• _Your task_
Locate each line of the material that contains "dolore", then return it.

• _Data in this exercise_
· · · ·
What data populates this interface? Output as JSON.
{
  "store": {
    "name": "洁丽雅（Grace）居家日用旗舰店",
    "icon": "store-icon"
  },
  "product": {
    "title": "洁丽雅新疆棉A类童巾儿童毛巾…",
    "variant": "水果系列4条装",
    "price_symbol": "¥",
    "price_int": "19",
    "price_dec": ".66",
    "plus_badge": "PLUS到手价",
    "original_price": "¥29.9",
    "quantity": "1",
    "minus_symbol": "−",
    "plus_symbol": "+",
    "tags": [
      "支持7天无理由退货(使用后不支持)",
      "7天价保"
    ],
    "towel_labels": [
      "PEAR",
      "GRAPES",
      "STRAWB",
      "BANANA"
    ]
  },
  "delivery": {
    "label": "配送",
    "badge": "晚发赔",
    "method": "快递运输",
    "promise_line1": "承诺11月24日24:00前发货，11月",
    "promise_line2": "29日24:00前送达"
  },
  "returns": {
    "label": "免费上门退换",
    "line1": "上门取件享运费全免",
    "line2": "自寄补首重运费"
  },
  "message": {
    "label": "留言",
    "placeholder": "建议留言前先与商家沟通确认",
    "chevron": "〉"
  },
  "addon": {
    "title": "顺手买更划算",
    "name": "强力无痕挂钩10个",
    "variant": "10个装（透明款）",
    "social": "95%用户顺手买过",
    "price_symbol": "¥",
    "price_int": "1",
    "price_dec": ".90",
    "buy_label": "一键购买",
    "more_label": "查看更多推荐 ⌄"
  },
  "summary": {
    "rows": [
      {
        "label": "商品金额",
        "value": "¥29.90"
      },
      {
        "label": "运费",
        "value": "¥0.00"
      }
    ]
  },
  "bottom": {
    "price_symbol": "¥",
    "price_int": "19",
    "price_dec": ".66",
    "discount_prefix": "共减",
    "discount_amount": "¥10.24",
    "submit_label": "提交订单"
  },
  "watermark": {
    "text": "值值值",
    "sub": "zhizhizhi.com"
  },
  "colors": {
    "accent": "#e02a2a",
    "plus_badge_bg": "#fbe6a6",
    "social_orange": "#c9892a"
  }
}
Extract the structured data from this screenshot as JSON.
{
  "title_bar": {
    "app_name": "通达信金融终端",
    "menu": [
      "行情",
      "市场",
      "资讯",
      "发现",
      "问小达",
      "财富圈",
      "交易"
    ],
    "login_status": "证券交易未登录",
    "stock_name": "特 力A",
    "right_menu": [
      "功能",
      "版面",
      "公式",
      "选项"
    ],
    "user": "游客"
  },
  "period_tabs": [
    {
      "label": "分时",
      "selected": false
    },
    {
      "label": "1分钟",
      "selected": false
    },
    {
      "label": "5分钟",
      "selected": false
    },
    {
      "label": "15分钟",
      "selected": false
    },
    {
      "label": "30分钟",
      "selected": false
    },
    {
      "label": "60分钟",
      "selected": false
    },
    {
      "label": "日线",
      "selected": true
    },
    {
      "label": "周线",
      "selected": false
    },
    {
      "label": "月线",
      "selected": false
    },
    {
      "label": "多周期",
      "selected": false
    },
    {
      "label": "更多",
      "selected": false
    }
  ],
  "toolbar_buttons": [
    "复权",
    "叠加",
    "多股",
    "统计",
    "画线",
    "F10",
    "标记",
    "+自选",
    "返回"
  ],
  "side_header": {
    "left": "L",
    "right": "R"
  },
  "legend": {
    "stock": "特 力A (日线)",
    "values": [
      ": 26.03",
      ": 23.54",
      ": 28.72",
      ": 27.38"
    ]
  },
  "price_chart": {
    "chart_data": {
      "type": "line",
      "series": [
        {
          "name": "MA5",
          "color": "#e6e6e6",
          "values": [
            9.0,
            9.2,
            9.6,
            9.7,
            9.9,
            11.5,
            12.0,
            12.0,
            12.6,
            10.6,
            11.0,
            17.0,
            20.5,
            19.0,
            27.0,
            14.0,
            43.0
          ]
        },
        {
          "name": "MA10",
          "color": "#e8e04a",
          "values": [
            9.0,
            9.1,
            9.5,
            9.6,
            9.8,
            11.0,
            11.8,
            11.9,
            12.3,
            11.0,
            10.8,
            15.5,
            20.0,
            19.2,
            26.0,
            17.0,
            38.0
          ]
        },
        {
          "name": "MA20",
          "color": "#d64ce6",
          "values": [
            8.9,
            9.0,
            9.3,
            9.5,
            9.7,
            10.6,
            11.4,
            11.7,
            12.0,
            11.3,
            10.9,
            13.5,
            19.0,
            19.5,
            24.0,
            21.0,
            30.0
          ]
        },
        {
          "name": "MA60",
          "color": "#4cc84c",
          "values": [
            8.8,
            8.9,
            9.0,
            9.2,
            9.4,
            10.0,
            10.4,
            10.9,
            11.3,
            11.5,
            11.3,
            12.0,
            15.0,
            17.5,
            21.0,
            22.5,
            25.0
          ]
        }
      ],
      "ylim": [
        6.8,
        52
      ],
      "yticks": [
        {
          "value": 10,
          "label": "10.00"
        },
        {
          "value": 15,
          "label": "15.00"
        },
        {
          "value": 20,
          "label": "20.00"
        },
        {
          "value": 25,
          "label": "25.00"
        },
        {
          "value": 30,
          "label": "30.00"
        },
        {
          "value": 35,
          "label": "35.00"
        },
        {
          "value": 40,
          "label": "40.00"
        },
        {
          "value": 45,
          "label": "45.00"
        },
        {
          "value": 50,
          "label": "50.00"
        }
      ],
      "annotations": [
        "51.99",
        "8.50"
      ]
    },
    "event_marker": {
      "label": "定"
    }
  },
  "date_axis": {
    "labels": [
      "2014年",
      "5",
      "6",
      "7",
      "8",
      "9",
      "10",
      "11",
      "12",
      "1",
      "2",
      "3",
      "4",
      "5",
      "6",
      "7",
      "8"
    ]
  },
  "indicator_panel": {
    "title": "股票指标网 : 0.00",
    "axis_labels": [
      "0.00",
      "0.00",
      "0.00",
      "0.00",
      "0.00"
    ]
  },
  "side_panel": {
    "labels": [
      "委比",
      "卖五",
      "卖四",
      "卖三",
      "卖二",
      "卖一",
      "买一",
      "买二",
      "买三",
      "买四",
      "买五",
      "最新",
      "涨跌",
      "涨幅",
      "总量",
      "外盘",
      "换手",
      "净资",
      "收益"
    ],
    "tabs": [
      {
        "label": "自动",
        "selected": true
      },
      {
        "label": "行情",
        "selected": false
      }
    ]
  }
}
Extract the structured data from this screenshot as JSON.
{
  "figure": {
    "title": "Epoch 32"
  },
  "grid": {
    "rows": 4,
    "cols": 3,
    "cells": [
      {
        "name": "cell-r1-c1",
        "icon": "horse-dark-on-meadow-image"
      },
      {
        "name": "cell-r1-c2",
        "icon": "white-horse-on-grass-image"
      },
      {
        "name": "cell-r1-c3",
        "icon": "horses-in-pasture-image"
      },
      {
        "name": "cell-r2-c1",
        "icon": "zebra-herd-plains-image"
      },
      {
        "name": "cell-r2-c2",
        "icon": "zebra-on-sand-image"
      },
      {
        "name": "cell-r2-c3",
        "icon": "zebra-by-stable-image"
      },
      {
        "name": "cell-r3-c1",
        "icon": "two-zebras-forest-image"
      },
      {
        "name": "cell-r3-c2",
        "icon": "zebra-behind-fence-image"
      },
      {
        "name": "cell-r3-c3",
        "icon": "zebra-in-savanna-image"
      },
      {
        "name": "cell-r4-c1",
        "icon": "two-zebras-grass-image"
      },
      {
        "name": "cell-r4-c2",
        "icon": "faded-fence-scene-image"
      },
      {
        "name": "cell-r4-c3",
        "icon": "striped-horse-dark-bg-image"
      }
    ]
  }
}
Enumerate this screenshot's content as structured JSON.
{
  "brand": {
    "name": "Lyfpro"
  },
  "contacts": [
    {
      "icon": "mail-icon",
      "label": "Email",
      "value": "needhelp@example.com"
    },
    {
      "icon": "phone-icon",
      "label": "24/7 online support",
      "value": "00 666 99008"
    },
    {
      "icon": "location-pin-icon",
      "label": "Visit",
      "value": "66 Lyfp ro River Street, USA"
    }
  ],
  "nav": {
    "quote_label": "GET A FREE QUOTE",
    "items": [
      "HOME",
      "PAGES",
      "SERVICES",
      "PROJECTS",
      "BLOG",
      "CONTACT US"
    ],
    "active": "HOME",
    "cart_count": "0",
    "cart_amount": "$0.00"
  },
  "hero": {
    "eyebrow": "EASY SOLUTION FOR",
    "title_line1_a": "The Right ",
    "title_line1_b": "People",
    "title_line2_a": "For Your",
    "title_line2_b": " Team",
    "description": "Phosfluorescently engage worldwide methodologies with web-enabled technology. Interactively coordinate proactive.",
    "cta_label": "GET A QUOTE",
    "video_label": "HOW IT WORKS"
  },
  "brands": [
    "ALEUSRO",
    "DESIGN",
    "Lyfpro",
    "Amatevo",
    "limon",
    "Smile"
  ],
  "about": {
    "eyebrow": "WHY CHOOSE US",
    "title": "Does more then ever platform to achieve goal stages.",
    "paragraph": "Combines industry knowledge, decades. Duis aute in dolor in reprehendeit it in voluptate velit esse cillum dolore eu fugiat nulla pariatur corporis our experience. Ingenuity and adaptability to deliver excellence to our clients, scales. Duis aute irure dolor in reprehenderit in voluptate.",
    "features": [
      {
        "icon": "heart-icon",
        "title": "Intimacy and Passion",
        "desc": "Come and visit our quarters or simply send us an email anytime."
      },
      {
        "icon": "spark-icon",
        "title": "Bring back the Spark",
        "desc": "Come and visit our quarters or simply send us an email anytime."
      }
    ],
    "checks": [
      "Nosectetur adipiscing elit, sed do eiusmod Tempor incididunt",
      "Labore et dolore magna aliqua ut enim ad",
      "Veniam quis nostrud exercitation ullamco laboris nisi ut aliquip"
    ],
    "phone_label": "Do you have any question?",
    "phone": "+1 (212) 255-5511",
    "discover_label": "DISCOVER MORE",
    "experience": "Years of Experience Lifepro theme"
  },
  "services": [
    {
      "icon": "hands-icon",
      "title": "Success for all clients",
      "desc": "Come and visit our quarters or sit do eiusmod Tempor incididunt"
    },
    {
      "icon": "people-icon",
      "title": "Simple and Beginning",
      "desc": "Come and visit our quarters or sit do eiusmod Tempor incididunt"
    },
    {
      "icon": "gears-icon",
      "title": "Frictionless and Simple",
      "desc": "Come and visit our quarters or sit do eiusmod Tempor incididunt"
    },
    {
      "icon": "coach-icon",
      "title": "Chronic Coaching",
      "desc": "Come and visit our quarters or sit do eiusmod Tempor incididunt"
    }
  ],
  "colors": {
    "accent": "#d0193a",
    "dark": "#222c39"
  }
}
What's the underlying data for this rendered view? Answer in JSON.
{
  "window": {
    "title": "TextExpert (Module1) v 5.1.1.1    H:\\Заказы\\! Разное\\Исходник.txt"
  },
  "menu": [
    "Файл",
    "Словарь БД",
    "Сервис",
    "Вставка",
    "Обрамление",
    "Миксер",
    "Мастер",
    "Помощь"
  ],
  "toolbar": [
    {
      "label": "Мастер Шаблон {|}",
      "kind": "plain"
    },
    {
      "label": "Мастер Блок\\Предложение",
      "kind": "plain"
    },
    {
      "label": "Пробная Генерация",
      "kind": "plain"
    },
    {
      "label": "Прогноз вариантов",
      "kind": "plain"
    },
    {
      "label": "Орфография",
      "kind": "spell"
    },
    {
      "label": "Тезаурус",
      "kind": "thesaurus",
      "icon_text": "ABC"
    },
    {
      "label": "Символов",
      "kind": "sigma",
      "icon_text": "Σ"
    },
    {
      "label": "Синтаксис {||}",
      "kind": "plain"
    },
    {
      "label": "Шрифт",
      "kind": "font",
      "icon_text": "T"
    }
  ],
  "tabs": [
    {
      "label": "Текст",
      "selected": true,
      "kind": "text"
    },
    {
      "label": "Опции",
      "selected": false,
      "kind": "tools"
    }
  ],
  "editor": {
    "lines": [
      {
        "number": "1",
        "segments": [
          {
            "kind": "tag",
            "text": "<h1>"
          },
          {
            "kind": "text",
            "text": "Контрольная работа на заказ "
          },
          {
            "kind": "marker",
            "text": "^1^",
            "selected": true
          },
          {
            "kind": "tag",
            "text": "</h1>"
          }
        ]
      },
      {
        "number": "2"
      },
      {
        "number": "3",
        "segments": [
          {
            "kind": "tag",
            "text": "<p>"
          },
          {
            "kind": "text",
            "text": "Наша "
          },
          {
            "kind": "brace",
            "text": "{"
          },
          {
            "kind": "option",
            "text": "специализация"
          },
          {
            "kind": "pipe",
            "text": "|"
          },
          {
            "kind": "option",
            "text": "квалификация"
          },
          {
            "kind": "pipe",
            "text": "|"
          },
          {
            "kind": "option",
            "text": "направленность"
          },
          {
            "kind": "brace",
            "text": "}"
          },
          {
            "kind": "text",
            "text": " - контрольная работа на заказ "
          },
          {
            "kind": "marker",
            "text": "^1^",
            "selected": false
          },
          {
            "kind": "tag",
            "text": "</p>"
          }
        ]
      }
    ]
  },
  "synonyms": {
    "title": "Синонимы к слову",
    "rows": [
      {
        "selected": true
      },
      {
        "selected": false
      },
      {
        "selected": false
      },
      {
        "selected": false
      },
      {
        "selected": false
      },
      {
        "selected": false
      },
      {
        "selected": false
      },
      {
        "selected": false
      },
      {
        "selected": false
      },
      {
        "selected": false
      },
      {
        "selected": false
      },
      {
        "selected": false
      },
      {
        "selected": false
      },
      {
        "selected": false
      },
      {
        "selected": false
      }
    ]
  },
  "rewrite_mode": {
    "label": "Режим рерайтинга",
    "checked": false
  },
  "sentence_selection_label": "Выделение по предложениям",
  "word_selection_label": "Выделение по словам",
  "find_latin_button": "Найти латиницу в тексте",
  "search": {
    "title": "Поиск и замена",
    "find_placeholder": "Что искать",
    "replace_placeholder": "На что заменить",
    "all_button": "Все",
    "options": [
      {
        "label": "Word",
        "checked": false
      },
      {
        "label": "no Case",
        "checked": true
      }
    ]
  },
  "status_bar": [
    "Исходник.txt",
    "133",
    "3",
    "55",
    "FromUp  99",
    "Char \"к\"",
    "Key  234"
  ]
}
· · · ·
• _Answer in full_
    "paragraph": "Combines industry knowledge, decades. Duis aute in dolor in reprehendeit it in voluptate velit esse cillum dolore eu fugiat nulla pariatur corporis our experience. Ingenuity and adaptability to deliver excellence to our clients, scales. Duis aute irure dolor in reprehenderit in voluptate.",
      "Labore et dolore magna aliqua ut enim ad",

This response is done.